## Task instructions
Select, from the material below, each line with "горизонта" in it.

[Stored records]

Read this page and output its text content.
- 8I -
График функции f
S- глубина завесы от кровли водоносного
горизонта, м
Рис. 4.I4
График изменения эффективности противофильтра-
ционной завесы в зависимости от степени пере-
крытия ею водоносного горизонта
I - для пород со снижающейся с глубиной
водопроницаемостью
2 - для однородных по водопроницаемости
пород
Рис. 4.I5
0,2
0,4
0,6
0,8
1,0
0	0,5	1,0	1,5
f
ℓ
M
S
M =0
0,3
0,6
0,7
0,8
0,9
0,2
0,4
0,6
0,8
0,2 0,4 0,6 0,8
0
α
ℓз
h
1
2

## Complete response
горизонта, м
крытия ею водоносного горизонта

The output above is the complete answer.